* _Task inputs_
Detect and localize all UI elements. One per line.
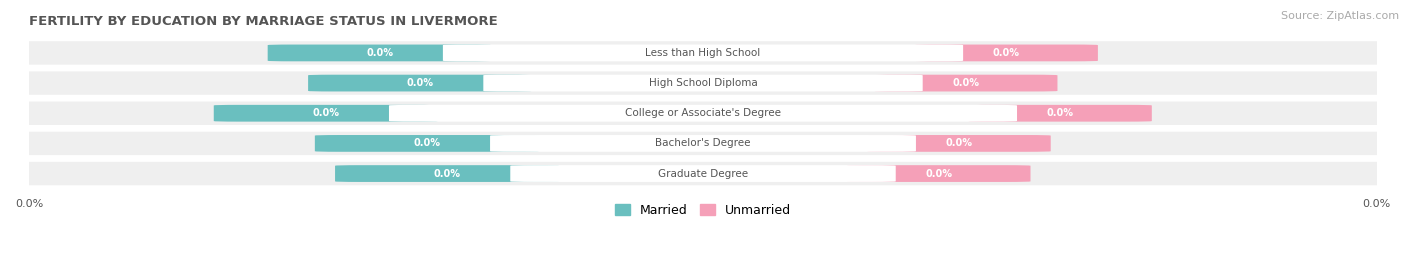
FancyBboxPatch shape: [4, 132, 1402, 155]
FancyBboxPatch shape: [389, 105, 1017, 122]
Text: 0.0%: 0.0%: [1046, 108, 1074, 118]
Text: 0.0%: 0.0%: [433, 169, 460, 179]
Text: Less than High School: Less than High School: [645, 48, 761, 58]
Text: 0.0%: 0.0%: [993, 48, 1019, 58]
FancyBboxPatch shape: [969, 105, 1152, 122]
Text: 0.0%: 0.0%: [312, 108, 339, 118]
FancyBboxPatch shape: [214, 105, 437, 122]
FancyBboxPatch shape: [335, 165, 558, 182]
FancyBboxPatch shape: [914, 45, 1098, 61]
FancyBboxPatch shape: [4, 71, 1402, 95]
Text: 0.0%: 0.0%: [952, 78, 980, 88]
Text: 0.0%: 0.0%: [946, 139, 973, 148]
FancyBboxPatch shape: [868, 135, 1050, 152]
FancyBboxPatch shape: [308, 75, 531, 91]
FancyBboxPatch shape: [4, 101, 1402, 125]
Text: 0.0%: 0.0%: [413, 139, 440, 148]
FancyBboxPatch shape: [848, 165, 1031, 182]
FancyBboxPatch shape: [443, 45, 963, 61]
Text: 0.0%: 0.0%: [406, 78, 433, 88]
FancyBboxPatch shape: [4, 41, 1402, 65]
Text: College or Associate's Degree: College or Associate's Degree: [626, 108, 780, 118]
FancyBboxPatch shape: [875, 75, 1057, 91]
Text: Graduate Degree: Graduate Degree: [658, 169, 748, 179]
FancyBboxPatch shape: [510, 165, 896, 182]
FancyBboxPatch shape: [4, 162, 1402, 185]
Text: FERTILITY BY EDUCATION BY MARRIAGE STATUS IN LIVERMORE: FERTILITY BY EDUCATION BY MARRIAGE STATU…: [30, 15, 498, 28]
Text: Source: ZipAtlas.com: Source: ZipAtlas.com: [1281, 11, 1399, 21]
Text: 0.0%: 0.0%: [366, 48, 394, 58]
FancyBboxPatch shape: [491, 135, 915, 152]
FancyBboxPatch shape: [315, 135, 538, 152]
Legend: Married, Unmarried: Married, Unmarried: [610, 199, 796, 222]
Text: High School Diploma: High School Diploma: [648, 78, 758, 88]
FancyBboxPatch shape: [267, 45, 492, 61]
FancyBboxPatch shape: [484, 75, 922, 91]
Text: Bachelor's Degree: Bachelor's Degree: [655, 139, 751, 148]
Text: 0.0%: 0.0%: [925, 169, 952, 179]
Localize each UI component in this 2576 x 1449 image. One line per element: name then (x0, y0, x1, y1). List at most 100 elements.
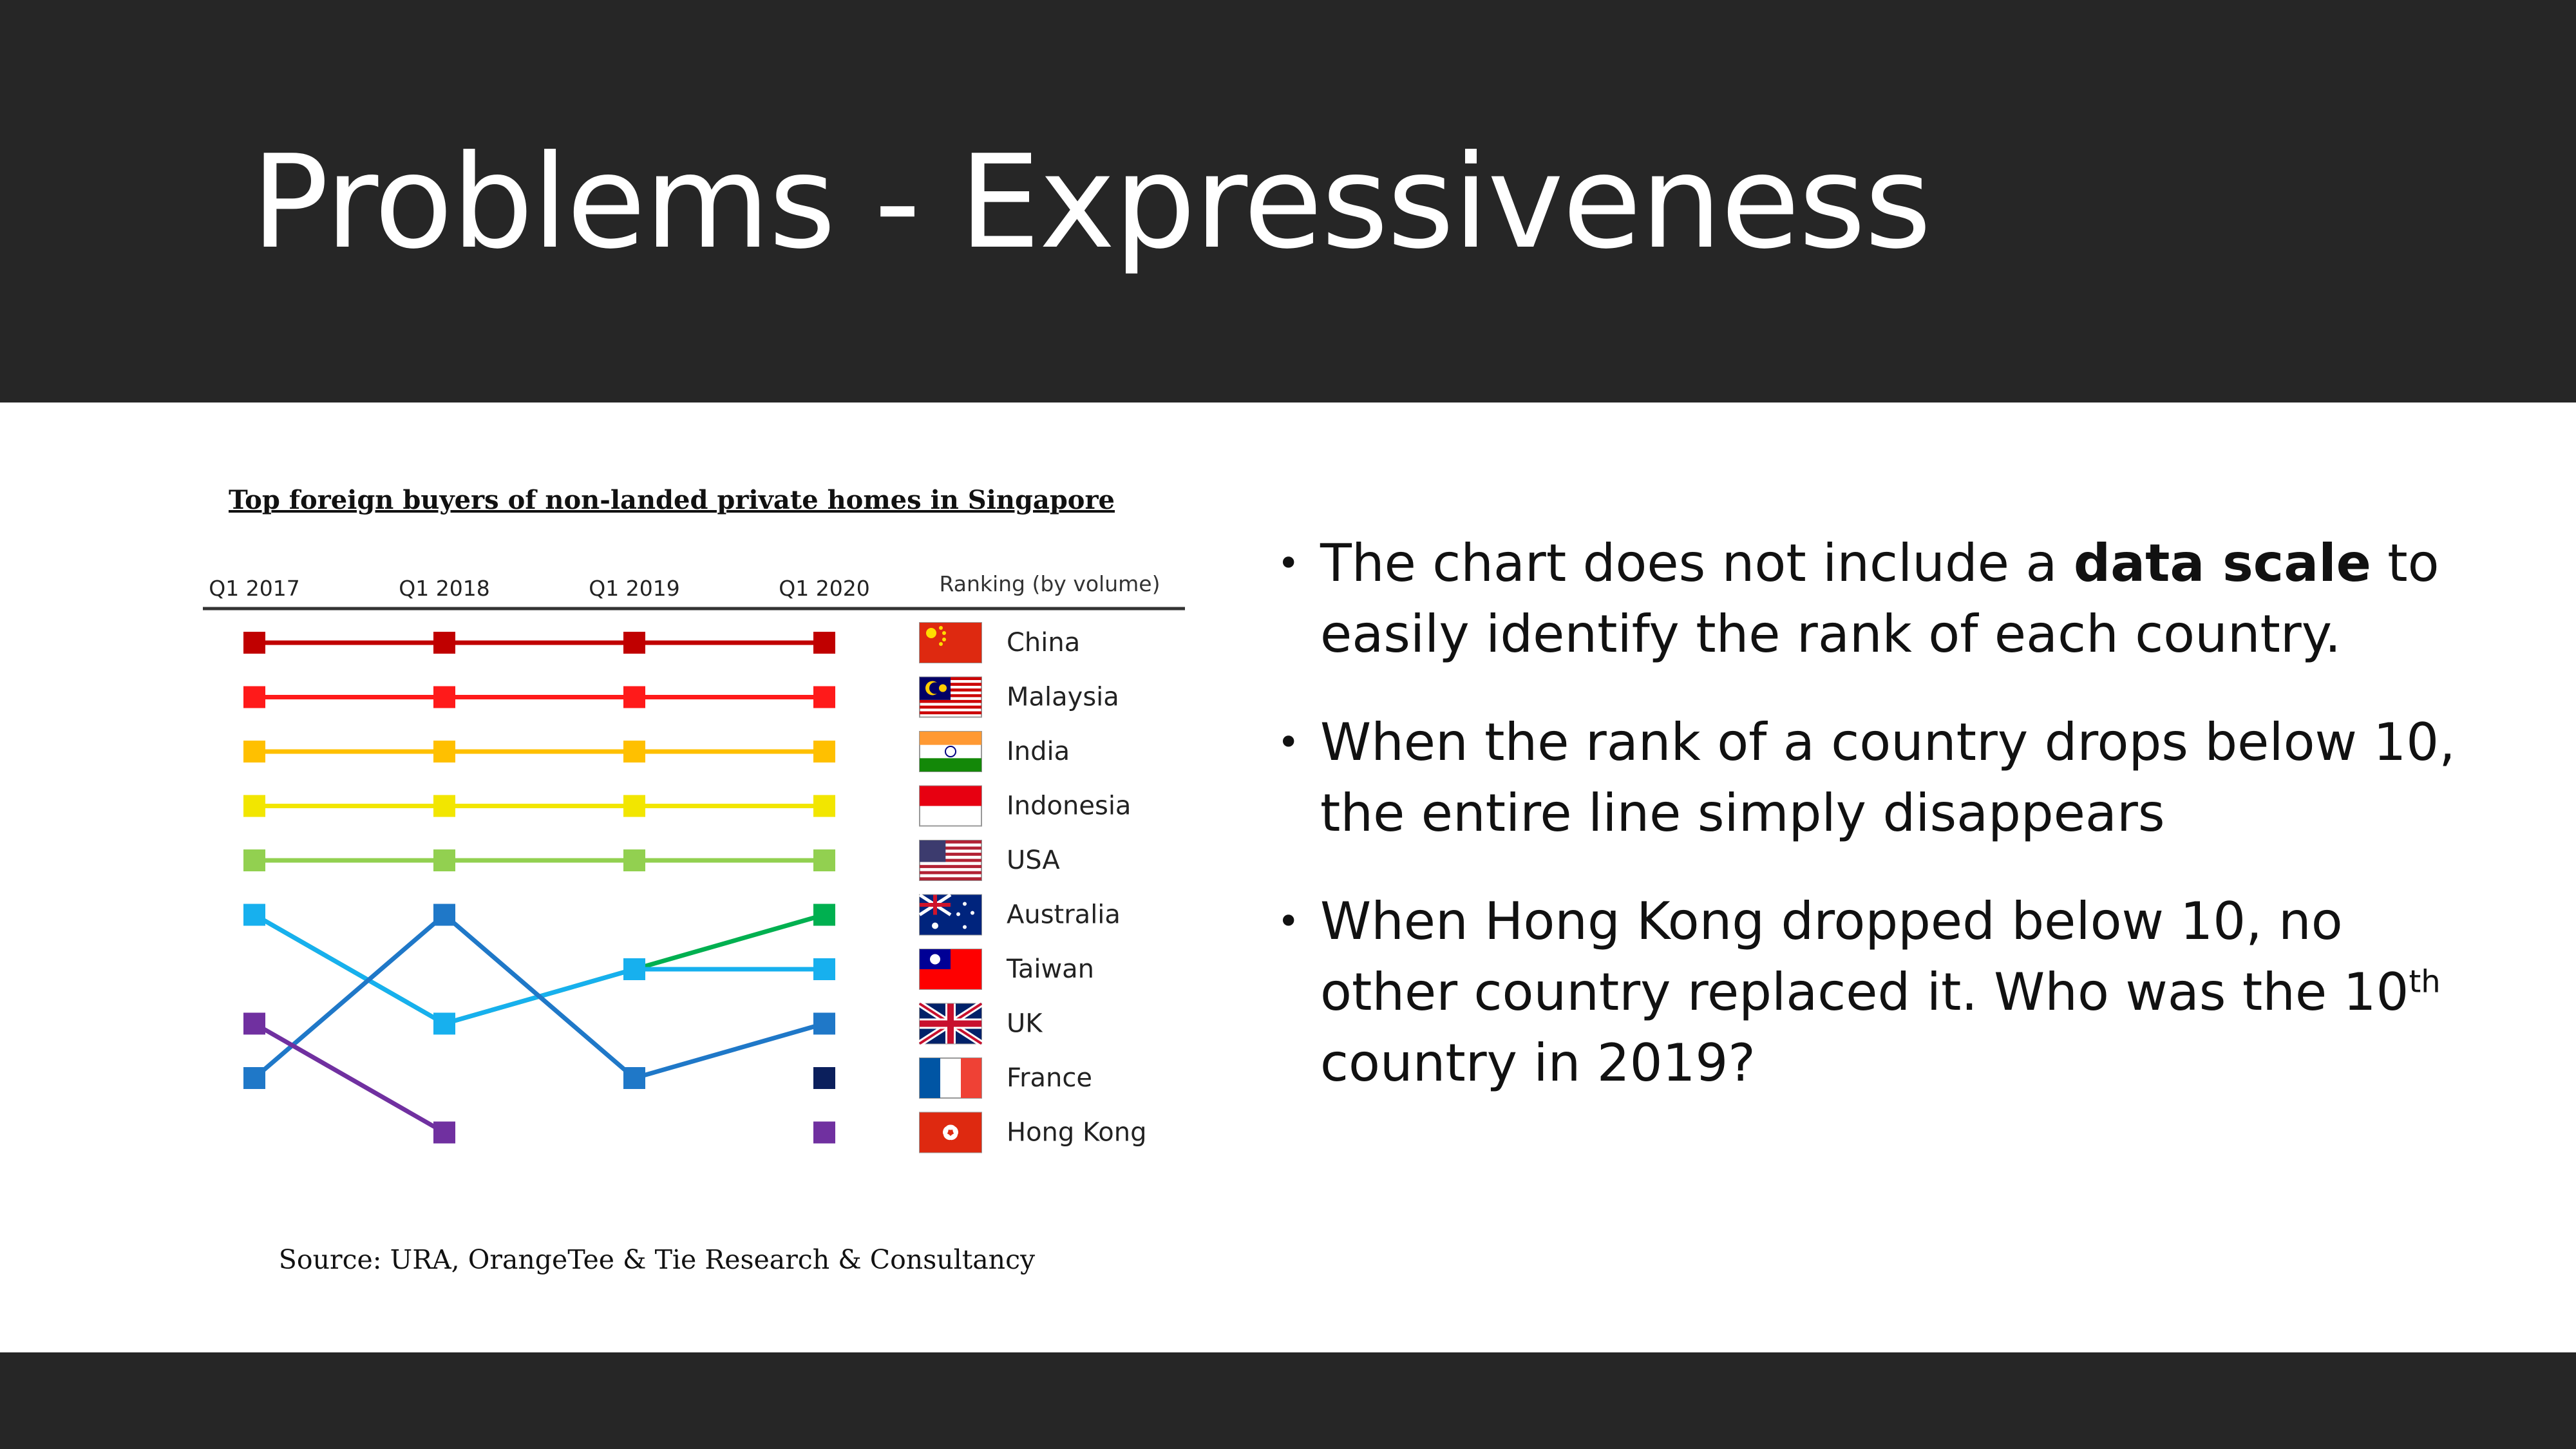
data-point (813, 958, 835, 980)
flag-wheel (945, 746, 956, 757)
legend-label: Indonesia (1007, 791, 1131, 821)
flag-star (963, 902, 967, 906)
data-point (813, 632, 835, 654)
bullet-item: When Hong Kong dropped below 10, no othe… (1272, 886, 2496, 1099)
flag-stripe (920, 871, 981, 875)
flag-sun (930, 954, 940, 965)
flag-cross (920, 903, 951, 907)
data-point (433, 1012, 455, 1035)
flag-star (939, 642, 943, 646)
flag-stripe (961, 1058, 981, 1098)
taiwan-flag-icon (919, 949, 982, 990)
legend: China Malaysia India Indonesia USA Australia T… (918, 622, 1146, 1153)
data-point (433, 849, 455, 871)
data-point (623, 958, 645, 980)
flag-star (971, 911, 974, 915)
hong-kong-flag-icon (919, 1112, 982, 1153)
flag-stripe (920, 858, 981, 862)
data-point (623, 741, 645, 762)
data-point (623, 686, 645, 708)
bullet-text: country in 2019? (1320, 1033, 1756, 1093)
india-flag-icon (919, 731, 982, 772)
flag-petal (943, 1126, 949, 1135)
data-point (813, 904, 835, 926)
x-tick-label: Q1 2017 (209, 576, 299, 601)
flag-star (932, 922, 938, 929)
slide-title: Problems - Expressiveness (251, 128, 1931, 278)
bullet-superscript: th (2409, 963, 2441, 1000)
flag-stripe (920, 699, 981, 703)
ranking-chart: Top foreign buyers of non-landed private… (203, 485, 1185, 1275)
x-tick-label: Q1 2018 (399, 576, 489, 601)
flag-stripe (920, 877, 981, 880)
series-line (252, 913, 447, 1081)
slide-header: Problems - Expressiveness (0, 0, 2576, 402)
indonesia-flag-icon (919, 785, 982, 827)
flag-star (926, 628, 936, 638)
flag-stripe (920, 732, 981, 745)
data-point (813, 741, 835, 762)
flag-star (939, 626, 943, 630)
data-point (433, 795, 455, 817)
legend-label: Hong Kong (1007, 1118, 1146, 1148)
flag-petal (949, 1133, 958, 1141)
legend-label: China (1007, 628, 1080, 658)
flag-field (920, 1112, 981, 1153)
flag-star (956, 912, 960, 916)
flag-stripe (920, 758, 981, 772)
data-point (243, 849, 265, 871)
series-line (252, 1021, 447, 1135)
series-line (442, 913, 637, 1081)
flag-stripe (920, 840, 981, 844)
data-point (433, 904, 455, 926)
china-flag-icon (919, 622, 982, 663)
data-point (433, 632, 455, 654)
data-point (243, 1067, 265, 1089)
bullet-item: The chart does not include a data scale … (1272, 528, 2496, 670)
data-point (813, 795, 835, 817)
data-point (813, 686, 835, 708)
legend-label: Malaysia (1007, 683, 1119, 712)
usa-flag-icon (919, 840, 982, 881)
series-lines (252, 640, 827, 1135)
flag-stripe (920, 705, 981, 709)
legend-label: India (1007, 737, 1070, 766)
data-point (243, 686, 265, 708)
flag-stripe (920, 711, 981, 715)
data-point (243, 632, 265, 654)
flag-star (939, 684, 947, 692)
data-point (243, 741, 265, 762)
uk-flag-icon (918, 1001, 983, 1046)
malaysia-flag-icon (919, 676, 982, 718)
series-line (252, 913, 447, 1026)
legend-label: Australia (1007, 900, 1121, 930)
data-point (623, 849, 645, 871)
flag-star (963, 925, 967, 929)
flag-cross (920, 1020, 981, 1027)
data-point (813, 1121, 835, 1144)
data-point (433, 741, 455, 762)
x-tick-label: Q1 2019 (589, 576, 679, 601)
data-point (433, 1121, 455, 1144)
flag-petal (952, 1126, 958, 1135)
flag-stripe (920, 865, 981, 868)
series-line (632, 913, 827, 972)
australia-flag-icon (918, 893, 982, 936)
chart-source: Source: URA, OrangeTee & Tie Research & … (279, 1244, 1036, 1275)
bullet-item: When the rank of a country drops below 1… (1272, 707, 2496, 849)
flag-stripe (920, 786, 981, 806)
x-axis: Q1 2017 Q1 2018 Q1 2019 Q1 2020 (209, 576, 869, 601)
france-flag-icon (919, 1057, 982, 1099)
data-point (623, 795, 645, 817)
legend-title: Ranking (by volume) (940, 571, 1160, 596)
flag-stripe (920, 853, 981, 856)
bullet-bold-text: data scale (2073, 533, 2371, 593)
slide-footer (0, 1352, 2576, 1449)
data-point (813, 1012, 835, 1035)
legend-label: UK (1007, 1009, 1043, 1039)
legend-label: Taiwan (1006, 954, 1094, 984)
data-point (433, 686, 455, 708)
legend-label: France (1007, 1063, 1092, 1093)
flag-star (942, 631, 946, 635)
data-point (623, 632, 645, 654)
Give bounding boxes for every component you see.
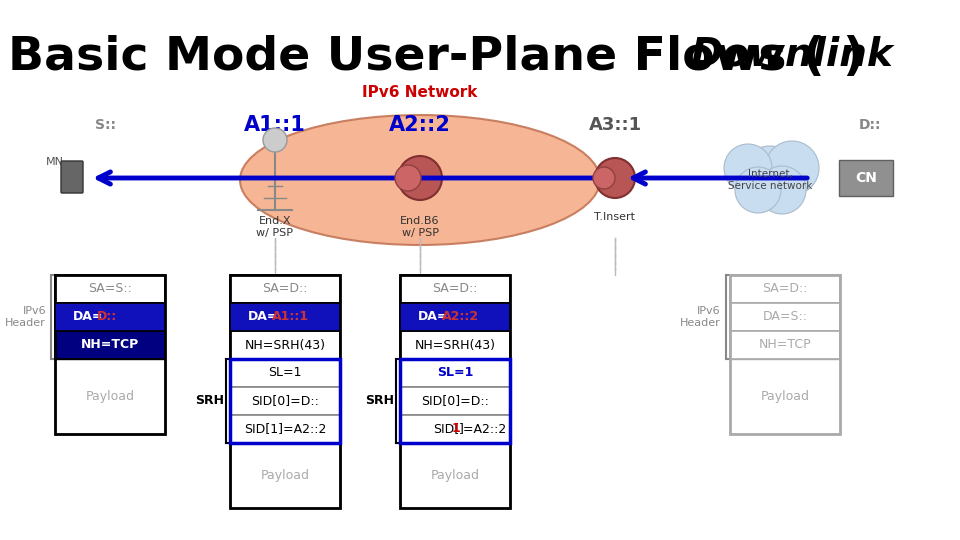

* _Do this_
Return the lines of the records beginning at the line that contains "FancyBboxPatch shape: [4, 132, 1402, 155]" and ending after the line that contains "FancyBboxPatch shape: [914, 45, 1098, 61]", copied exactly.

* _Written answer_
FancyBboxPatch shape: [4, 132, 1402, 155]
FancyBboxPatch shape: [389, 105, 1017, 122]
Text: 0.0%: 0.0%: [1046, 108, 1074, 118]
Text: 0.0%: 0.0%: [433, 169, 460, 179]
Text: Less than High School: Less than High School: [645, 48, 761, 58]
Text: 0.0%: 0.0%: [993, 48, 1019, 58]
FancyBboxPatch shape: [969, 105, 1152, 122]
Text: 0.0%: 0.0%: [312, 108, 339, 118]
FancyBboxPatch shape: [214, 105, 437, 122]
FancyBboxPatch shape: [335, 165, 558, 182]
FancyBboxPatch shape: [914, 45, 1098, 61]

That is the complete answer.